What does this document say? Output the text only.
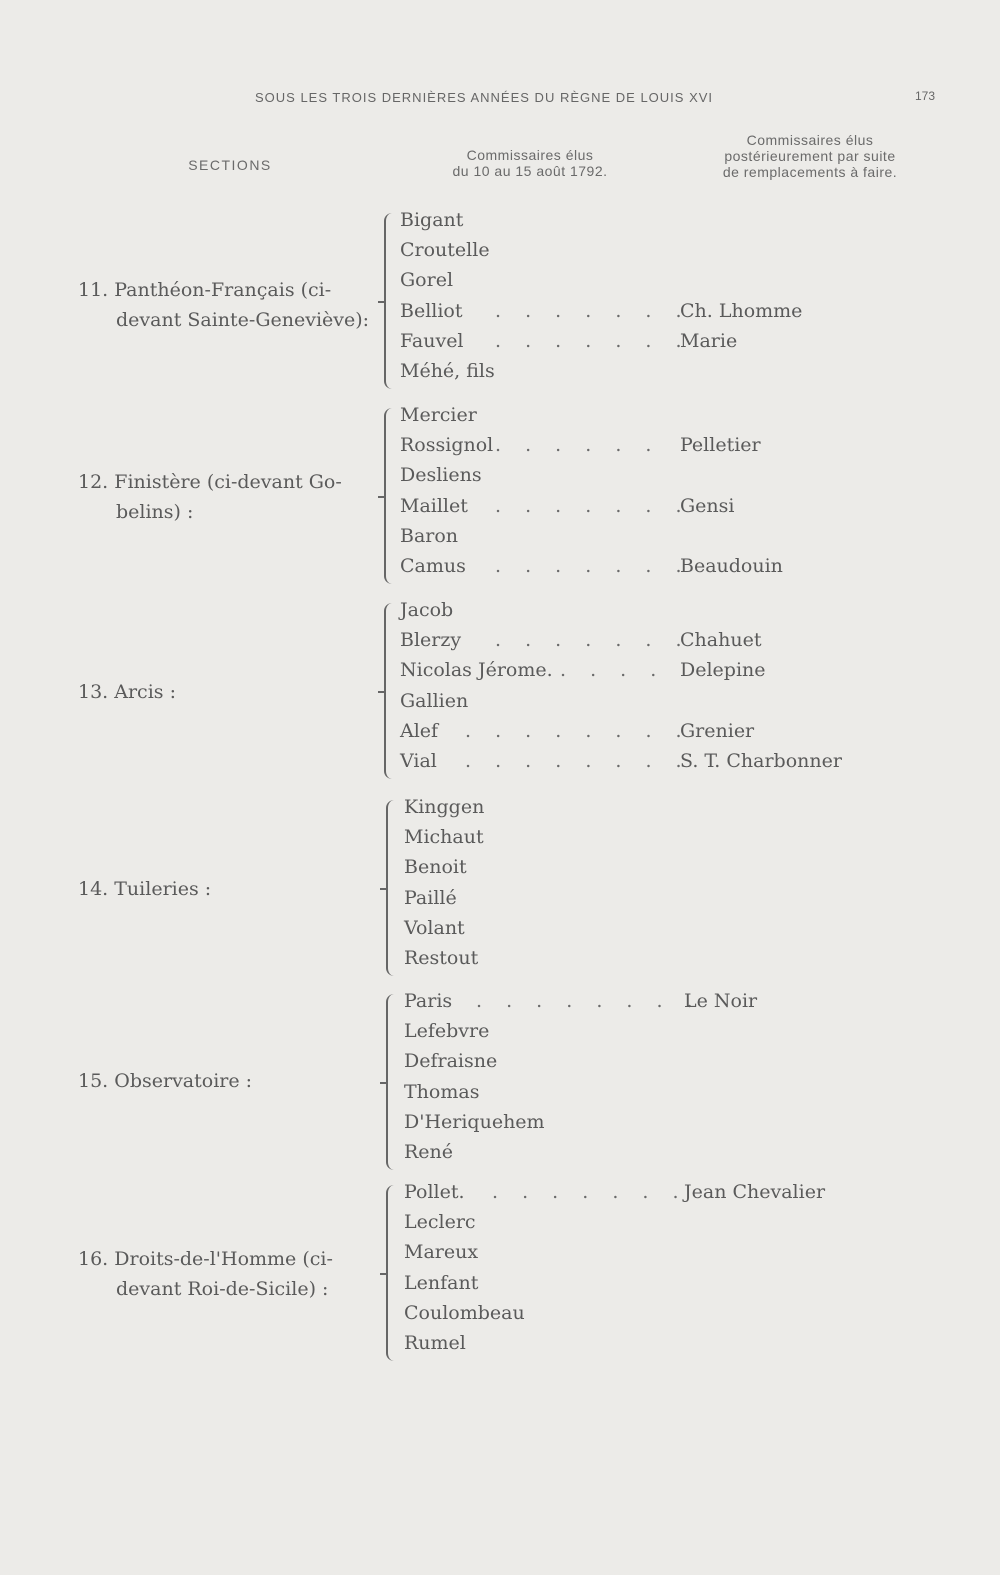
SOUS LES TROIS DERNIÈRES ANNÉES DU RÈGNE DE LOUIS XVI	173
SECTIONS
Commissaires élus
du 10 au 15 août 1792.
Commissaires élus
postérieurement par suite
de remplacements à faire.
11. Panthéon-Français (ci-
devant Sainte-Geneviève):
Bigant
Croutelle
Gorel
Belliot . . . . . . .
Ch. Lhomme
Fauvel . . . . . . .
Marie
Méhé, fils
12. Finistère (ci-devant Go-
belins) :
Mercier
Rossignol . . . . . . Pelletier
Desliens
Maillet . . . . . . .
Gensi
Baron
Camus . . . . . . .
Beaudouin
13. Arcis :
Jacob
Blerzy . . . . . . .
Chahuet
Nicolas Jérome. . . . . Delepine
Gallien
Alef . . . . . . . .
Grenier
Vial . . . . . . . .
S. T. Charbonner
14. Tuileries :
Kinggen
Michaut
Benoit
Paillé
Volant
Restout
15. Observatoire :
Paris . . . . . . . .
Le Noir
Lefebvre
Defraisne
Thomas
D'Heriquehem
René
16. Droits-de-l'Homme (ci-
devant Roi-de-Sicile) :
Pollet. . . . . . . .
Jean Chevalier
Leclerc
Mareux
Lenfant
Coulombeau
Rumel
□ □ □
Required task>
Repeat the listing in full and exactly. Do not include any images.

Solution to this task>
What does this document say? Output the text only.
SOUS LES TROIS DERNIÈRES ANNÉES DU RÈGNE DE LOUIS XVI	173
SECTIONS
Commissaires élus
du 10 au 15 août 1792.
Commissaires élus
postérieurement par suite
de remplacements à faire.
11. Panthéon-Français (ci-
devant Sainte-Geneviève):
Bigant
Croutelle
Gorel
Belliot . . . . . . .
Ch. Lhomme
Fauvel . . . . . . .
Marie
Méhé, fils
12. Finistère (ci-devant Go-
belins) :
Mercier
Rossignol . . . . . . Pelletier
Desliens
Maillet . . . . . . .
Gensi
Baron
Camus . . . . . . .
Beaudouin
13. Arcis :
Jacob
Blerzy . . . . . . .
Chahuet
Nicolas Jérome. . . . . Delepine
Gallien
Alef . . . . . . . .
Grenier
Vial . . . . . . . .
S. T. Charbonner
14. Tuileries :
Kinggen
Michaut
Benoit
Paillé
Volant
Restout
15. Observatoire :
Paris . . . . . . . .
Le Noir
Lefebvre
Defraisne
Thomas
D'Heriquehem
René
16. Droits-de-l'Homme (ci-
devant Roi-de-Sicile) :
Pollet. . . . . . . .
Jean Chevalier
Leclerc
Mareux
Lenfant
Coulombeau
Rumel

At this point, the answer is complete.